- **EXERCISE DETAILS**: Copy out all of the material exactly.

- **EXERCISE INPUTS**:

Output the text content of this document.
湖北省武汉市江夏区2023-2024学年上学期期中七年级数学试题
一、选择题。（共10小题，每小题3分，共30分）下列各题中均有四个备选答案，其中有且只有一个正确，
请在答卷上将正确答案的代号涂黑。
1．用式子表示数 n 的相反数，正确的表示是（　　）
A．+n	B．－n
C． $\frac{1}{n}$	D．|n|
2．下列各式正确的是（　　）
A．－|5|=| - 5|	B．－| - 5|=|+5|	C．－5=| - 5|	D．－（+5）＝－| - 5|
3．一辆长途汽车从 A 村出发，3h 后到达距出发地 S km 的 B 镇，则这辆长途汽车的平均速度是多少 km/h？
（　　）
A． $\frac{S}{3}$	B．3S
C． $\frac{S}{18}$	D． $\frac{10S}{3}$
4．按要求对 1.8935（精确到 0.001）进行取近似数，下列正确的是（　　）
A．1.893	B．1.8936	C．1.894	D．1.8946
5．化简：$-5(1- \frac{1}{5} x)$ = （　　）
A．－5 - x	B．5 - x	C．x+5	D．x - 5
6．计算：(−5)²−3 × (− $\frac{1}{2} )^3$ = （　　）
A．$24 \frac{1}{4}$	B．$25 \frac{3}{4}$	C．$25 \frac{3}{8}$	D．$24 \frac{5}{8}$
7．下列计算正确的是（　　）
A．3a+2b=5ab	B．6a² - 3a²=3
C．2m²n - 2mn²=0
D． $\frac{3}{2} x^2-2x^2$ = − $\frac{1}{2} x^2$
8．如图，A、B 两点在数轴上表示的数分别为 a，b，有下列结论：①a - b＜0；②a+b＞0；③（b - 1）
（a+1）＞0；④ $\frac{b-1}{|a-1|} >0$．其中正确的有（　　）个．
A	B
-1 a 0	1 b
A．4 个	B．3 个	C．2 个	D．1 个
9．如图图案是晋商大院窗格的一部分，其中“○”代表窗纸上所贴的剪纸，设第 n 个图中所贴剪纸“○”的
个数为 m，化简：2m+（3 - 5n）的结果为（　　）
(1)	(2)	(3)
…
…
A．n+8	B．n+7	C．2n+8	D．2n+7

- **TASK ANSWER**:
Output the text content of this document.
湖北省武汉市江夏区2023-2024学年上学期期中七年级数学试题
一、选择题。（共10小题，每小题3分，共30分）下列各题中均有四个备选答案，其中有且只有一个正确，
请在答卷上将正确答案的代号涂黑。
1．用式子表示数 n 的相反数，正确的表示是（　　）
A．+n	B．－n
C． $\frac{1}{n}$	D．|n|
2．下列各式正确的是（　　）
A．－|5|=| - 5|	B．－| - 5|=|+5|	C．－5=| - 5|	D．－（+5）＝－| - 5|
3．一辆长途汽车从 A 村出发，3h 后到达距出发地 S km 的 B 镇，则这辆长途汽车的平均速度是多少 km/h？
（　　）
A． $\frac{S}{3}$	B．3S
C． $\frac{S}{18}$	D． $\frac{10S}{3}$
4．按要求对 1.8935（精确到 0.001）进行取近似数，下列正确的是（　　）
A．1.893	B．1.8936	C．1.894	D．1.8946
5．化简：$-5(1- \frac{1}{5} x)$ = （　　）
A．－5 - x	B．5 - x	C．x+5	D．x - 5
6．计算：(−5)²−3 × (− $\frac{1}{2} )^3$ = （　　）
A．$24 \frac{1}{4}$	B．$25 \frac{3}{4}$	C．$25 \frac{3}{8}$	D．$24 \frac{5}{8}$
7．下列计算正确的是（　　）
A．3a+2b=5ab	B．6a² - 3a²=3
C．2m²n - 2mn²=0
D． $\frac{3}{2} x^2-2x^2$ = − $\frac{1}{2} x^2$
8．如图，A、B 两点在数轴上表示的数分别为 a，b，有下列结论：①a - b＜0；②a+b＞0；③（b - 1）
（a+1）＞0；④ $\frac{b-1}{|a-1|} >0$．其中正确的有（　　）个．
A	B
-1 a 0	1 b
A．4 个	B．3 个	C．2 个	D．1 个
9．如图图案是晋商大院窗格的一部分，其中“○”代表窗纸上所贴的剪纸，设第 n 个图中所贴剪纸“○”的
个数为 m，化简：2m+（3 - 5n）的结果为（　　）
(1)	(2)	(3)
…
…
A．n+8	B．n+7	C．2n+8	D．2n+7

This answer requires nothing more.